[WHAT THE EXERCISE ASKS]:
Pick out all lines of the entries that include the word "state" and copy them.

[EXTRACTED ENTRIES]:

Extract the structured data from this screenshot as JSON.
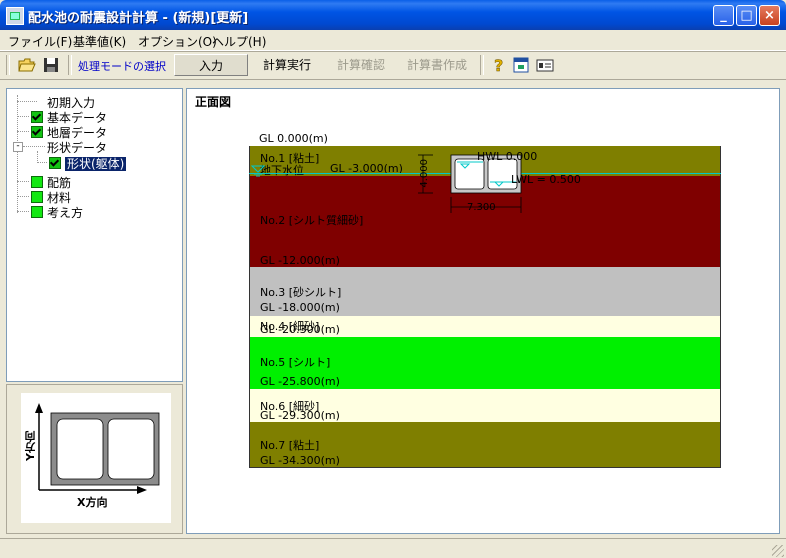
{
  "window": {
    "title": "配水池の耐震設計計算 - (新規)[更新]",
    "controls": {
      "minimize": "_",
      "maximize": "□",
      "close": "×"
    }
  },
  "menu": [
    "ファイル(F)",
    "基準値(K)",
    "オプション(O)",
    "ヘルプ(H)"
  ],
  "toolbar": {
    "mode_label": "処理モードの選択",
    "modes": [
      {
        "label": "入力",
        "state": "active"
      },
      {
        "label": "計算実行",
        "state": "enabled"
      },
      {
        "label": "計算確認",
        "state": "disabled"
      },
      {
        "label": "計算書作成",
        "state": "disabled"
      }
    ],
    "icons": [
      "open-folder-icon",
      "save-disk-icon",
      "help-question-icon",
      "window-icon",
      "card-icon"
    ]
  },
  "tree": {
    "items": [
      {
        "label": "初期入力",
        "mark": "none"
      },
      {
        "label": "基本データ",
        "mark": "checked"
      },
      {
        "label": "地層データ",
        "mark": "checked"
      },
      {
        "label": "形状データ",
        "mark": "folder",
        "expander": "-"
      },
      {
        "label": "形状(躯体)",
        "mark": "checked",
        "selected": true
      },
      {
        "label": "配筋",
        "mark": "square"
      },
      {
        "label": "材料",
        "mark": "square"
      },
      {
        "label": "考え方",
        "mark": "square"
      }
    ]
  },
  "preview": {
    "y_axis": "Y方向",
    "x_axis": "X方向"
  },
  "drawing": {
    "title": "正面図",
    "gl_top": "GL   0.000(m)",
    "structure": {
      "hwl": "HWL    0.000",
      "lwl": "LWL = 0.500",
      "groundwater": "地下水位",
      "height": "4.000",
      "width": "7.300"
    },
    "layers": [
      {
        "name": "No.1 [粘土]",
        "gl": "GL  -3.000(m)",
        "color": "#7f7f00"
      },
      {
        "name": "No.2 [シルト質細砂]",
        "gl": "GL  -12.000(m)",
        "color": "#7f0000"
      },
      {
        "name": "No.3 [砂シルト]",
        "gl": "GL  -18.000(m)",
        "color": "#c0c0c0"
      },
      {
        "name": "No.4 [細砂]",
        "gl": "GL  -20.300(m)",
        "color": "#ffffe1"
      },
      {
        "name": "No.5 [シルト]",
        "gl": "GL  -25.800(m)",
        "color": "#00f000"
      },
      {
        "name": "No.6 [細砂]",
        "gl": "GL  -29.300(m)",
        "color": "#ffffe1"
      },
      {
        "name": "No.7 [粘土]",
        "gl": "GL  -34.300(m)",
        "color": "#7f7f00"
      }
    ]
  }
}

[FULL OUTPUT]:
        "state": "active"
        "state": "enabled"
        "state": "disabled"
        "state": "disabled"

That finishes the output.